## Text passage:
★ ★ ★
Downloading https://raw.githubusercontent.com/stanfordnlp/stanza-resources/main/resources_1.3.0.json:   0%|   …

2022-02-21 02:47:54 INFO: Downloading default packages for language: en (English)...


Downloading https://huggingface.co/stanfordnlp/stanza-en/resolve/v1.3.0/models/default.zip:   0%|          | 0…

2022-02-21 02:48:06 INFO: Finished downloading models and saved to /root/stanza_resources.
2022-02-21 02:48:06 INFO: Loading these models for language: en (English):
| Processor    | Package   |
----------------------------
| tokenize     | combined  |
| pos          | combined  |
| lemma        | combined  |
| depparse     | combined  |
| sentiment    | sstplus   |
| constituency | wsj       |
| ner          | ontonotes |

2022-02-21 02:48:06 INFO: Use device: cpu
2022-02-21 02:48:06 INFO: Loading: tokenize
2022-02-21 02:48:06 INFO: Loading: pos
2022-02-21 02:48:07 INFO: Loading: lemma
2022-02-21 02:48:07 INFO: Loading: depparse
2022-02-21 02:48:07 INFO: Loading: sentiment
2022-02-21 02:48:08 INFO: Loading: constituency
2022-02-21 02:48:08 INFO: Loading: ner
2022-02-21 02:48:09 INFO: Done loading processors!


In [4]:
def extract_website(text):
  pattern = r"(?:https?:\/\/)?([a-zA-Z][a-zA-Z0-9._\-]+.[a-zA-Z0-9]+(\.[a-zA-Z0-9._\-]{2,3})+)"
  result = re.findall(pattern, text)
  return result if result else None


# Reference: https://stackoverflow.com/questions/6038061/regular-expression-to-find-urls-within-a-string

In [5]:
def extract_email(text):
  pattern = r"([a-zA-Z][a-zA-Z0-9._\-]+@[a-zA-Z0-9]+(\.[a-zA-Z0-9._\-]{2,3})+)"
  result = re.findall(pattern, text)
  return result if result else None

In [6]:
def extract_phone_no(text):
  if any(str.isdigit(c) for c in text):
    pattern = r"[+0-9. ()\-]{7,}"
    text =re.sub(' {3,}', '|', text)
    result = re.findall(pattern, text)
    return result if result else None
  else:
    return None

Reference: https://pypi.org/project/find-job-titles/

In [7]:
from find_job_titles import Finder

def extract_job_title(text):
  finder = Finder()
  try:
      job_title = finder.findall(text)
★ ★ ★
## Information shown:
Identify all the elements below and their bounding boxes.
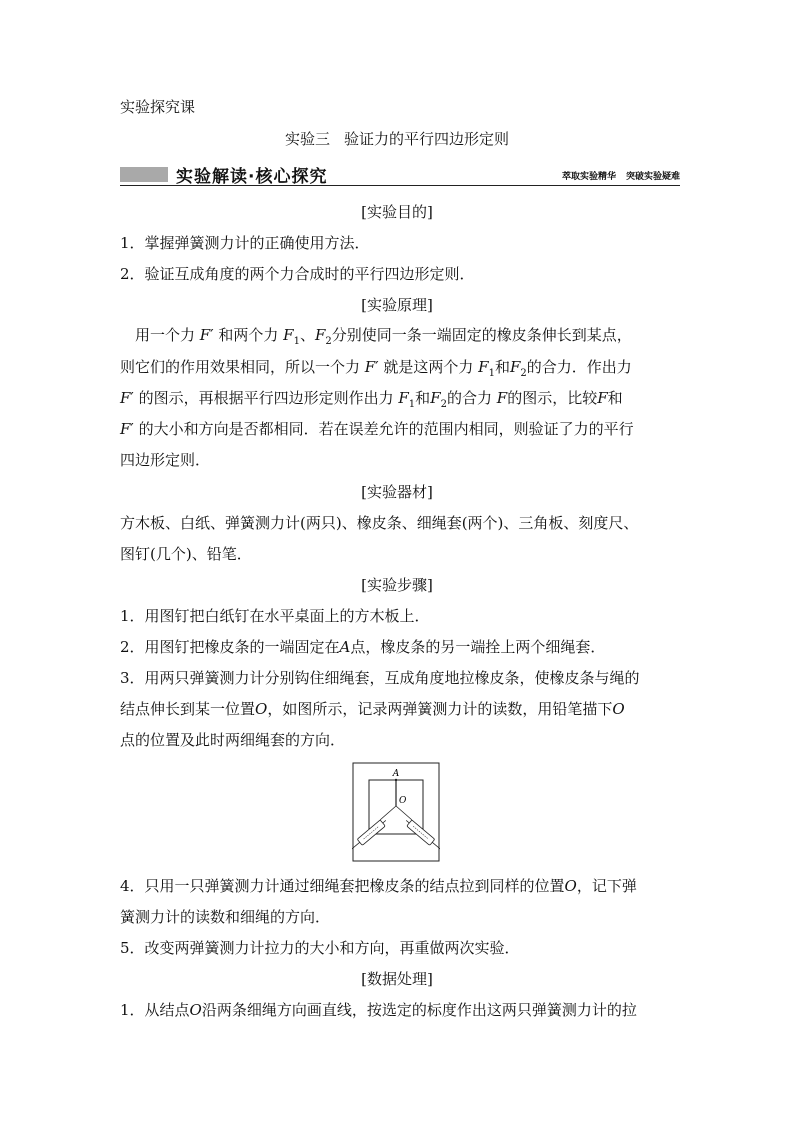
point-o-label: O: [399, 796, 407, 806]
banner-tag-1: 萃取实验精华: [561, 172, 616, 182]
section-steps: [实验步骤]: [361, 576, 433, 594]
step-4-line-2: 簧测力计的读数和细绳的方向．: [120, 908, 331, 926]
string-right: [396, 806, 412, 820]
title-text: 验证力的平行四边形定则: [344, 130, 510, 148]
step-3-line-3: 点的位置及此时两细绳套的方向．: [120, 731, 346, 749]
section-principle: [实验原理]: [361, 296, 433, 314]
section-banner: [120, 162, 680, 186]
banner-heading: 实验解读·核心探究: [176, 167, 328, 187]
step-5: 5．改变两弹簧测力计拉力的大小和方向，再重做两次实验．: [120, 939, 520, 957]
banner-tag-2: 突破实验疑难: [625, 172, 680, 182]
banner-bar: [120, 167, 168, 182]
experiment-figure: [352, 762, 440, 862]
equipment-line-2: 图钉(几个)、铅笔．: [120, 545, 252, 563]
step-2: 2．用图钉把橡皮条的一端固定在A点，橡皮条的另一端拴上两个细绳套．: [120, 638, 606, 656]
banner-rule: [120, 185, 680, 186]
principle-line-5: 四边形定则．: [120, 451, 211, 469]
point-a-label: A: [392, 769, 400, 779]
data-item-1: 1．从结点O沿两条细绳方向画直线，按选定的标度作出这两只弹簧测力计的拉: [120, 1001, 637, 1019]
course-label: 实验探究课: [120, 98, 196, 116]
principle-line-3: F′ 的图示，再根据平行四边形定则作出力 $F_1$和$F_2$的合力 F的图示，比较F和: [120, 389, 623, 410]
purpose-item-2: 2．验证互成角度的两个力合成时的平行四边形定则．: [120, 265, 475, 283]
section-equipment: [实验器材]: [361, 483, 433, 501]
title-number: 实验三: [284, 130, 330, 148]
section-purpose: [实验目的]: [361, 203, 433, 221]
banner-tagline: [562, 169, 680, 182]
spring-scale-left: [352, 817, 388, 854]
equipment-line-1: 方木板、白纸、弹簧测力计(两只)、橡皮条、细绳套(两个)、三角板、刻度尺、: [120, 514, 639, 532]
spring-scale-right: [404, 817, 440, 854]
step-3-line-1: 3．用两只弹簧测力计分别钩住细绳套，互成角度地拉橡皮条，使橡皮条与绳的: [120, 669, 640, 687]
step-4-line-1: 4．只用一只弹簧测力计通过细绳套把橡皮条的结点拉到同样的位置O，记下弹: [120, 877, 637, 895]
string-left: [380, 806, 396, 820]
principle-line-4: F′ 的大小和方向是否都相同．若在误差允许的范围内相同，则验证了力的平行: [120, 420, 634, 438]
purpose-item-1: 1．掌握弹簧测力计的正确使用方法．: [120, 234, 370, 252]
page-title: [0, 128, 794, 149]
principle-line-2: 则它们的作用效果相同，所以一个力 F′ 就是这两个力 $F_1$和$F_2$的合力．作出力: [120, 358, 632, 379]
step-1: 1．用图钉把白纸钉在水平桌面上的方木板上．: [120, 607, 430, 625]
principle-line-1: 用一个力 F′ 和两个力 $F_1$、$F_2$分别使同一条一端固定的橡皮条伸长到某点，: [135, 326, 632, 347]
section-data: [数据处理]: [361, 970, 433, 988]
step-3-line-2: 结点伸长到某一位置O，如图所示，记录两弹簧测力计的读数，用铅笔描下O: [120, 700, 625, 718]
★ ★ ★
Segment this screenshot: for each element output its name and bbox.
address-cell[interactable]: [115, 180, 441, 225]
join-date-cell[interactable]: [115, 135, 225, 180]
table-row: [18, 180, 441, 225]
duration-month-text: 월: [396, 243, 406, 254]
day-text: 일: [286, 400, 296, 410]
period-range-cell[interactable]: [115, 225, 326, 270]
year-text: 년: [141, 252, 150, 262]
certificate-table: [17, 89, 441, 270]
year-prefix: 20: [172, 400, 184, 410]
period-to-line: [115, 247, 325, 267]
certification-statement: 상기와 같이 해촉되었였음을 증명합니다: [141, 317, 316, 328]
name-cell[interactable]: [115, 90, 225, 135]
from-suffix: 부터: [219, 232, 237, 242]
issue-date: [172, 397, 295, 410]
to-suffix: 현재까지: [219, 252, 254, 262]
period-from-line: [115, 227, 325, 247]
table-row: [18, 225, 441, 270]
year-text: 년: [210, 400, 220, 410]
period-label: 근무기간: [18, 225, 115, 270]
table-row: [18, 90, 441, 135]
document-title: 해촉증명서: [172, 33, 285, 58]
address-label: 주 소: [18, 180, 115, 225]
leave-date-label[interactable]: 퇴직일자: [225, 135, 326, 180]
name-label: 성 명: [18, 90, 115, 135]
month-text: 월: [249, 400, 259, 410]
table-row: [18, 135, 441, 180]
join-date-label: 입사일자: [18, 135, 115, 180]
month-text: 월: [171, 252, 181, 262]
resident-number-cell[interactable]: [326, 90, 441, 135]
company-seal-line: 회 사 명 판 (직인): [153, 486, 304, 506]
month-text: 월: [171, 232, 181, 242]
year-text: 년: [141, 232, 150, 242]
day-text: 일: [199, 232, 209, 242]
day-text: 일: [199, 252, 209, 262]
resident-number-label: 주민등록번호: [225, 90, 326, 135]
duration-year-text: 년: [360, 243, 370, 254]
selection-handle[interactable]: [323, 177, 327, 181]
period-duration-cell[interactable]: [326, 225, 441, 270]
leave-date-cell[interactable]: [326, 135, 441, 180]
★ ★ ★
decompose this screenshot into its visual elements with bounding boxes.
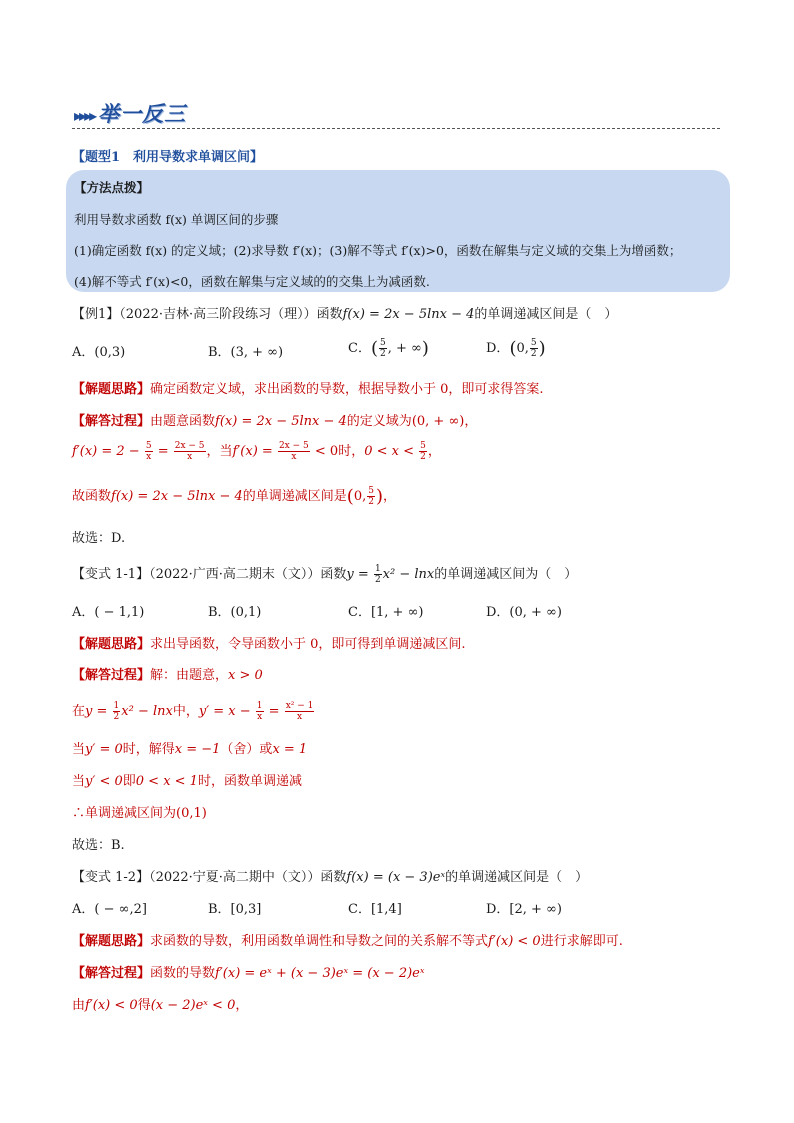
★ ★ ★
## Exercise A:
In the Stanza notebook excerpt, explain why extract_phone_no can return None without ever applying its regular expression.
## Exercise B:
According to the Stanza notebook excerpt, which package is loaded for the ner processor?
## Exercise C:
Please continue the Stanza notebook excerpt from the point where it stops.

## Exercise response A:
The function first checks whether any character in the text is a digit. If none is, the else branch returns None directly, so the pattern is only searched when the text contains at least one digit.

## Exercise response B:
ontonotes

## Exercise response C:
      return job_title
  except:
      return []

Reference: https://stanfordnlp.github.io/stanza/installation_usage.html

In [8]:
def extract_address(text):
  doc = nlp(text) 
  hasAddress = False
  for ent in doc.entities:
    if ent.type == "GPE":
      hasAddress = True

  return text if hasAddress else None 

In [9]:
def extract_person(text):
  doc = nlp(text) 
  name = None
  for ent in doc.entities:
    if ent.type == "PERSON":
      name = ent.text

  return name

In [10]:
def extract_company(text):
  doc = nlp(text) 
  name = None
  for ent in doc.entities:
    if ent.type == "ORG":
      name = ent.text

  return name

### Extract Email Signature

In [11]:
def extract_email_signature(email_text):

  STOPLEN = 3
  signature_start = STOPLEN
  email_signature = []

  name = []
  address = []
  phone = []
  position = []
  company = []
  website = []
  email = []

  email_lines = email_text.rstrip('\n').split('\n')

  for index in range(len(email_lines)-1, -1, -1):
      email_line = email_lines[index]

      if signature_start > 0 :
        st_name = extract_person(email_line)
        if st_name:
          name.append(st_name)
        st_address = extract_address(email_line)
        if st_address:
          address.append(st_address)
        st_phone = extract_phone_no(email_line)
        if st_phone:
          phone += st_phone
        st_position = extract_job_title(email_line)
        if st_position:
          position += st_position
        st_company = extract_company(email_line)
        if st_company:
          company.append(st_company)
        st_website = extract_website(email_line)
        if st_website:
          website += st_website
        st_email = extract_email(email_line)
        if st_email:
          email += st_email

        if (st_name or st_address or st_phone or st_company or st_website or st_email):
          signature_start = STOPLEN
        else:
          signature_start -= 1

        email_signature.append(email_line)

        if signature_start == 0:
          if len(email_signature) > 6:
            email_signature = email_signature[:-3]
          email_signature = email_signature[::-1]

      else:
        break

  contains_signature = False

  if (len(name) or len(address) or len(phone) or len(company) or len(website) or len(email)):
    contains_signature = True

  if contains_signature == False:
    email_signature = []

  item = 0
  if len(name) > 0:
    item += 1
  if len(address) > 0:
    item += 1
  if len(phone) > 0:
    item += 1
  if len(position) > 0:
    item += 1
  if len(company) > 0:
    item += 1
  if len(website) > 0:
    item += 1
  if len(email) > 0:
    item += 1

  print('Email includes signature:', 'Yes' if contains_signature else 'NO')
  print('-'*90)
  print('Email signature:\n', '\n'.join(email_signature))
  print('-'*90)
  print('Email signature completeness:',  str((item/7)*100) + '%')


## Testing the function with different inputs

In [12]:
email = """
Hi,

This is test email.

Regards,
George Knight
Sales Manager at Owner Knights Bar

818-996-8912//818-834-3896
http://www.knightsbar.com
www.knightsbar.com
38 Sharon Lane South Bend, IN 46625

"""

extract_email_signature(email)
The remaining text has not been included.